Listings of elements and boxes:
====

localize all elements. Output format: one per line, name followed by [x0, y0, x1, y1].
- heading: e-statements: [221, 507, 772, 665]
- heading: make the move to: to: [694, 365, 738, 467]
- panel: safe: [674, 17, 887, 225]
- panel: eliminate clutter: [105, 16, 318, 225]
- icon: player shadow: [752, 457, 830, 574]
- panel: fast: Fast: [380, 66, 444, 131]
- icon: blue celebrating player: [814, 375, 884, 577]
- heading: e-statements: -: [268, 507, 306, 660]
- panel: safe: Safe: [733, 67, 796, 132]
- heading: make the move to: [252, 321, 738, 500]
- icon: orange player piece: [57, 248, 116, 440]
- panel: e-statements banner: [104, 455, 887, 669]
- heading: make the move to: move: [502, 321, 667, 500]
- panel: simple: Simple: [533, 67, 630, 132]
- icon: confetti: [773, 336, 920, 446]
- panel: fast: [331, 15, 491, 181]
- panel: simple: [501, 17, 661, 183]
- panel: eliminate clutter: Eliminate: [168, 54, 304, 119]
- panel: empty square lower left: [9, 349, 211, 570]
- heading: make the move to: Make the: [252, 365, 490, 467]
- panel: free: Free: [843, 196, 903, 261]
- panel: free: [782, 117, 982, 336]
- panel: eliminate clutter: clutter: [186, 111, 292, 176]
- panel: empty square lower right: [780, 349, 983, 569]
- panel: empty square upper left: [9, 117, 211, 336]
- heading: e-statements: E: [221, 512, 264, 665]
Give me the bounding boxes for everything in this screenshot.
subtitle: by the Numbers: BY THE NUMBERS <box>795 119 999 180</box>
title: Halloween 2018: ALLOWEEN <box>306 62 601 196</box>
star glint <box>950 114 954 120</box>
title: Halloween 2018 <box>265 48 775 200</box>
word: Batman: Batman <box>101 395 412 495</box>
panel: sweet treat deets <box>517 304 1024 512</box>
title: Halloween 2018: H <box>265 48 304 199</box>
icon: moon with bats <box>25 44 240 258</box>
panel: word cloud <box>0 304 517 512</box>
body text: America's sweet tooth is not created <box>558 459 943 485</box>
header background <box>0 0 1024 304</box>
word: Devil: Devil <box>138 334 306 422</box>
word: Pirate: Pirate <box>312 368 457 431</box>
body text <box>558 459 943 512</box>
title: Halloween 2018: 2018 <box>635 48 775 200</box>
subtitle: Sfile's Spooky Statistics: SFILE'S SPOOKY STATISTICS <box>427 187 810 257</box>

====

**Instructions for the task:** Can you output all of the lines above as a JSON list of strings, one string per line and no blank lines?

**Output for this exercise:**
[
  "localize all elements. Output format: one per line, name followed by [x0, y0, x1, y1].",
  "- heading: e-statements: [221, 507, 772, 665]",
  "- heading: make the move to: to: [694, 365, 738, 467]",
  "- panel: safe: [674, 17, 887, 225]",
  "- panel: eliminate clutter: [105, 16, 318, 225]",
  "- icon: player shadow: [752, 457, 830, 574]",
  "- panel: fast: Fast: [380, 66, 444, 131]",
  "- icon: blue celebrating player: [814, 375, 884, 577]",
  "- heading: e-statements: -: [268, 507, 306, 660]",
  "- panel: safe: Safe: [733, 67, 796, 132]",
  "- heading: make the move to: [252, 321, 738, 500]",
  "- icon: orange player piece: [57, 248, 116, 440]",
  "- panel: e-statements banner: [104, 455, 887, 669]",
  "- heading: make the move to: move: [502, 321, 667, 500]",
  "- panel: simple: Simple: [533, 67, 630, 132]",
  "- icon: confetti: [773, 336, 920, 446]",
  "- panel: fast: [331, 15, 491, 181]",
  "- panel: simple: [501, 17, 661, 183]",
  "- panel: eliminate clutter: Eliminate: [168, 54, 304, 119]",
  "- panel: empty square lower left: [9, 349, 211, 570]",
  "- heading: make the move to: Make the: [252, 365, 490, 467]",
  "- panel: free: Free: [843, 196, 903, 261]",
  "- panel: free: [782, 117, 982, 336]",
  "- panel: eliminate clutter: clutter: [186, 111, 292, 176]",
  "- panel: empty square lower right: [780, 349, 983, 569]",
  "- panel: empty square upper left: [9, 117, 211, 336]",
  "- heading: e-statements: E: [221, 512, 264, 665]",
  "Give me the bounding boxes for everything in this screenshot.",
  "subtitle: by the Numbers: BY THE NUMBERS <box>795 119 999 180</box>",
  "title: Halloween 2018: ALLOWEEN <box>306 62 601 196</box>",
  "star glint <box>950 114 954 120</box>",
  "title: Halloween 2018 <box>265 48 775 200</box>",
  "word: Batman: Batman <box>101 395 412 495</box>",
  "panel: sweet treat deets <box>517 304 1024 512</box>",
  "title: Halloween 2018: H <box>265 48 304 199</box>",
  "icon: moon with bats <box>25 44 240 258</box>",
  "panel: word cloud <box>0 304 517 512</box>",
  "body text: America's sweet tooth is not created <box>558 459 943 485</box>",
  "header background <box>0 0 1024 304</box>",
  "word: Devil: Devil <box>138 334 306 422</box>",
  "word: Pirate: Pirate <box>312 368 457 431</box>",
  "body text <box>558 459 943 512</box>",
  "title: Halloween 2018: 2018 <box>635 48 775 200</box>",
  "subtitle: Sfile's Spooky Statistics: SFILE'S SPOOKY STATISTICS <box>427 187 810 257</box>"
]